(Box annotation data)
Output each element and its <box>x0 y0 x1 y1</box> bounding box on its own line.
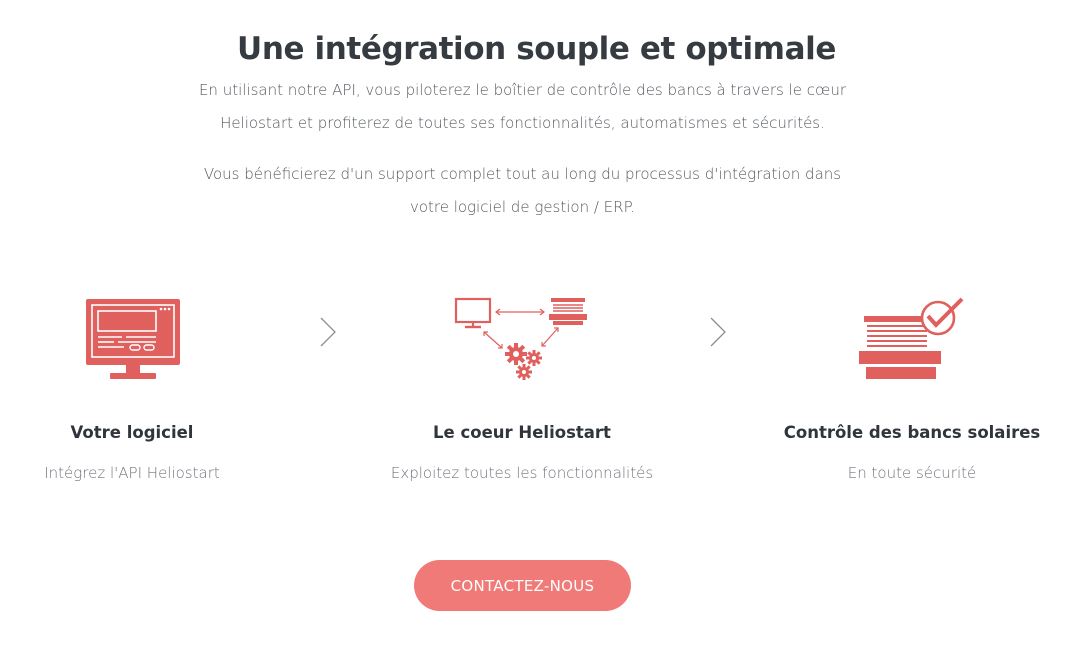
intro-paragraph: En utilisant notre API, vous piloterez l… <box>150 74 895 140</box>
step-subtitle-sunbeds: En toute sécurité <box>847 464 977 482</box>
chevron-right-icon <box>319 316 337 352</box>
intro-line-1: En utilisant notre API, vous piloterez l… <box>198 81 847 99</box>
chevron-right-icon <box>709 316 727 352</box>
support-line-1: Vous bénéficierez d'un support complet t… <box>203 165 842 183</box>
step-subtitle-heliostart: Exploitez toutes les fonctionnalités <box>390 464 654 482</box>
support-paragraph: Vous bénéficierez d'un support complet t… <box>150 158 895 224</box>
step-title-heliostart: Le coeur Heliostart <box>433 423 611 442</box>
monitor-software-icon <box>84 297 182 381</box>
network-gears-icon <box>454 296 590 382</box>
step-title-software: Votre logiciel <box>70 423 194 442</box>
step-title-sunbeds: Contrôle des bancs solaires <box>783 423 1041 442</box>
support-line-2: votre logiciel de gestion / ERP. <box>409 198 636 216</box>
step-subtitle-software: Intégrez l'API Heliostart <box>44 464 220 482</box>
page-title: Une intégration souple et optimale <box>237 30 836 67</box>
sunbed-check-icon <box>858 296 968 382</box>
intro-line-2: Heliostart et profiterez de toutes ses f… <box>220 114 825 132</box>
contact-button[interactable]: CONTACTEZ-NOUS <box>414 560 631 611</box>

» TASK DESCRIPTION: Copy every line of the rows above verbatim, omitting the picture placeholders.

» CORRECT OUTPUT:
Output each element and its <box>x0 y0 x1 y1</box> bounding box on its own line.
intro-paragraph: En utilisant notre API, vous piloterez l… <box>150 74 895 140</box>
step-subtitle-sunbeds: En toute sécurité <box>847 464 977 482</box>
chevron-right-icon <box>319 316 337 352</box>
intro-line-1: En utilisant notre API, vous piloterez l… <box>198 81 847 99</box>
chevron-right-icon <box>709 316 727 352</box>
support-line-1: Vous bénéficierez d'un support complet t… <box>203 165 842 183</box>
step-subtitle-heliostart: Exploitez toutes les fonctionnalités <box>390 464 654 482</box>
support-paragraph: Vous bénéficierez d'un support complet t… <box>150 158 895 224</box>
step-title-heliostart: Le coeur Heliostart <box>433 423 611 442</box>
monitor-software-icon <box>84 297 182 381</box>
network-gears-icon <box>454 296 590 382</box>
step-title-software: Votre logiciel <box>70 423 194 442</box>
step-title-sunbeds: Contrôle des bancs solaires <box>783 423 1041 442</box>
support-line-2: votre logiciel de gestion / ERP. <box>409 198 636 216</box>
step-subtitle-software: Intégrez l'API Heliostart <box>44 464 220 482</box>
page-title: Une intégration souple et optimale <box>237 30 836 67</box>
sunbed-check-icon <box>858 296 968 382</box>
intro-line-2: Heliostart et profiterez de toutes ses f… <box>220 114 825 132</box>
contact-button[interactable]: CONTACTEZ-NOUS <box>414 560 631 611</box>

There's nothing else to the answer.